◆ Input ◆
BEGIN

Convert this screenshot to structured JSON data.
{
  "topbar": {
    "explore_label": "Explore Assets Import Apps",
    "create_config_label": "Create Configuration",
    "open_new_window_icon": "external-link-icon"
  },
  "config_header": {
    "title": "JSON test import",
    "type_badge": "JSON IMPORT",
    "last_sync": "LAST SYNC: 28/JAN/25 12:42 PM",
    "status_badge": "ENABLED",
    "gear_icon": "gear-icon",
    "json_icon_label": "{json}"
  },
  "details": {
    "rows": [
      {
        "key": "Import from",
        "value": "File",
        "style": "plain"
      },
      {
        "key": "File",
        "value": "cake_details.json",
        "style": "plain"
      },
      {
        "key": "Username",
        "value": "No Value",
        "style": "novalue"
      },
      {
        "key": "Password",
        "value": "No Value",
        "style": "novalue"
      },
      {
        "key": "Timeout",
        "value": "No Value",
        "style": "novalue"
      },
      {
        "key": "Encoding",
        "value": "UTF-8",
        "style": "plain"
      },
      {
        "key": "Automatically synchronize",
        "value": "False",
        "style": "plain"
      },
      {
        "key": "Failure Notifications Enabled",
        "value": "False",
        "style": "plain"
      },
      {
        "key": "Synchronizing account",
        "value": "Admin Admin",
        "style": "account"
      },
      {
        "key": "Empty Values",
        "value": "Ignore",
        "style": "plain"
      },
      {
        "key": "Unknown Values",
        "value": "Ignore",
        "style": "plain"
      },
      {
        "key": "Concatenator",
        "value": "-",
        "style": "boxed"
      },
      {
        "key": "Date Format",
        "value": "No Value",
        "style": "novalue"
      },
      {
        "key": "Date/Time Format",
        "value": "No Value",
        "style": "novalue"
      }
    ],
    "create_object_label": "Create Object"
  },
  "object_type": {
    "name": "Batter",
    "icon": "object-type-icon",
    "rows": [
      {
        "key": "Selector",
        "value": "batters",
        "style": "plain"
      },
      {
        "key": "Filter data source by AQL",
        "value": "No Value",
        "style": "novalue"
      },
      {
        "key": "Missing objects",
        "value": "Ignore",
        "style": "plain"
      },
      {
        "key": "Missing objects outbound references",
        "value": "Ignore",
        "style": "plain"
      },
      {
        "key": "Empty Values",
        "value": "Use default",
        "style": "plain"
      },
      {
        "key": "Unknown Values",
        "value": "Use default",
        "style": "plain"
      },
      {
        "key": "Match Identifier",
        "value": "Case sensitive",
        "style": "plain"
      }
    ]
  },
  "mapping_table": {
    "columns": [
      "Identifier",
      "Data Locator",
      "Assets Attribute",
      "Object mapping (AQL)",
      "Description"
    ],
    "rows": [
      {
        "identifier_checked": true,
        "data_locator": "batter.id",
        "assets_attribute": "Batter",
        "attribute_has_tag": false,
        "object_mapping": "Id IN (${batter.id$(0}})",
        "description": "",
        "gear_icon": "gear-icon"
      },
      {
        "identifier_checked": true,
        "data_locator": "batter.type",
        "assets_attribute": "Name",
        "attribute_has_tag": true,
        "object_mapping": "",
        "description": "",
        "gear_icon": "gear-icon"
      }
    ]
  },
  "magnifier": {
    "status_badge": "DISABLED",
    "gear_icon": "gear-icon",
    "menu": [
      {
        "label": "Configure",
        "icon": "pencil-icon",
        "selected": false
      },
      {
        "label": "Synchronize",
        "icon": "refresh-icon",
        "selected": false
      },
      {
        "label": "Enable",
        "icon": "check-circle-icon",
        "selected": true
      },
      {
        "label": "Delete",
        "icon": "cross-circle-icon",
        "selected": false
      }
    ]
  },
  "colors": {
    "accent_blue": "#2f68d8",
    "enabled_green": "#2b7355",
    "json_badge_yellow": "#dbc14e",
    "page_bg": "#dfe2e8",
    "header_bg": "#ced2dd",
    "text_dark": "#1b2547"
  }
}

END

◆ Your goal ◆
Extract all of the data shown above without alteration.

◆ Result of the task ◆
Convert this screenshot to structured JSON data.
{
  "topbar": {
    "explore_label": "Explore Assets Import Apps",
    "create_config_label": "Create Configuration",
    "open_new_window_icon": "external-link-icon"
  },
  "config_header": {
    "title": "JSON test import",
    "type_badge": "JSON IMPORT",
    "last_sync": "LAST SYNC: 28/JAN/25 12:42 PM",
    "status_badge": "ENABLED",
    "gear_icon": "gear-icon",
    "json_icon_label": "{json}"
  },
  "details": {
    "rows": [
      {
        "key": "Import from",
        "value": "File",
        "style": "plain"
      },
      {
        "key": "File",
        "value": "cake_details.json",
        "style": "plain"
      },
      {
        "key": "Username",
        "value": "No Value",
        "style": "novalue"
      },
      {
        "key": "Password",
        "value": "No Value",
        "style": "novalue"
      },
      {
        "key": "Timeout",
        "value": "No Value",
        "style": "novalue"
      },
      {
        "key": "Encoding",
        "value": "UTF-8",
        "style": "plain"
      },
      {
        "key": "Automatically synchronize",
        "value": "False",
        "style": "plain"
      },
      {
        "key": "Failure Notifications Enabled",
        "value": "False",
        "style": "plain"
      },
      {
        "key": "Synchronizing account",
        "value": "Admin Admin",
        "style": "account"
      },
      {
        "key": "Empty Values",
        "value": "Ignore",
        "style": "plain"
      },
      {
        "key": "Unknown Values",
        "value": "Ignore",
        "style": "plain"
      },
      {
        "key": "Concatenator",
        "value": "-",
        "style": "boxed"
      },
      {
        "key": "Date Format",
        "value": "No Value",
        "style": "novalue"
      },
      {
        "key": "Date/Time Format",
        "value": "No Value",
        "style": "novalue"
      }
    ],
    "create_object_label": "Create Object"
  },
  "object_type": {
    "name": "Batter",
    "icon": "object-type-icon",
    "rows": [
      {
        "key": "Selector",
        "value": "batters",
        "style": "plain"
      },
      {
        "key": "Filter data source by AQL",
        "value": "No Value",
        "style": "novalue"
      },
      {
        "key": "Missing objects",
        "value": "Ignore",
        "style": "plain"
      },
      {
        "key": "Missing objects outbound references",
        "value": "Ignore",
        "style": "plain"
      },
      {
        "key": "Empty Values",
        "value": "Use default",
        "style": "plain"
      },
      {
        "key": "Unknown Values",
        "value": "Use default",
        "style": "plain"
      },
      {
        "key": "Match Identifier",
        "value": "Case sensitive",
        "style": "plain"
      }
    ]
  },
  "mapping_table": {
    "columns": [
      "Identifier",
      "Data Locator",
      "Assets Attribute",
      "Object mapping (AQL)",
      "Description"
    ],
    "rows": [
      {
        "identifier_checked": true,
        "data_locator": "batter.id",
        "assets_attribute": "Batter",
        "attribute_has_tag": false,
        "object_mapping": "Id IN (${batter.id$(0}})",
        "description": "",
        "gear_icon": "gear-icon"
      },
      {
        "identifier_checked": true,
        "data_locator": "batter.type",
        "assets_attribute": "Name",
        "attribute_has_tag": true,
        "object_mapping": "",
        "description": "",
        "gear_icon": "gear-icon"
      }
    ]
  },
  "magnifier": {
    "status_badge": "DISABLED",
    "gear_icon": "gear-icon",
    "menu": [
      {
        "label": "Configure",
        "icon": "pencil-icon",
        "selected": false
      },
      {
        "label": "Synchronize",
        "icon": "refresh-icon",
        "selected": false
      },
      {
        "label": "Enable",
        "icon": "check-circle-icon",
        "selected": true
      },
      {
        "label": "Delete",
        "icon": "cross-circle-icon",
        "selected": false
      }
    ]
  },
  "colors": {
    "accent_blue": "#2f68d8",
    "enabled_green": "#2b7355",
    "json_badge_yellow": "#dbc14e",
    "page_bg": "#dfe2e8",
    "header_bg": "#ced2dd",
    "text_dark": "#1b2547"
  }
}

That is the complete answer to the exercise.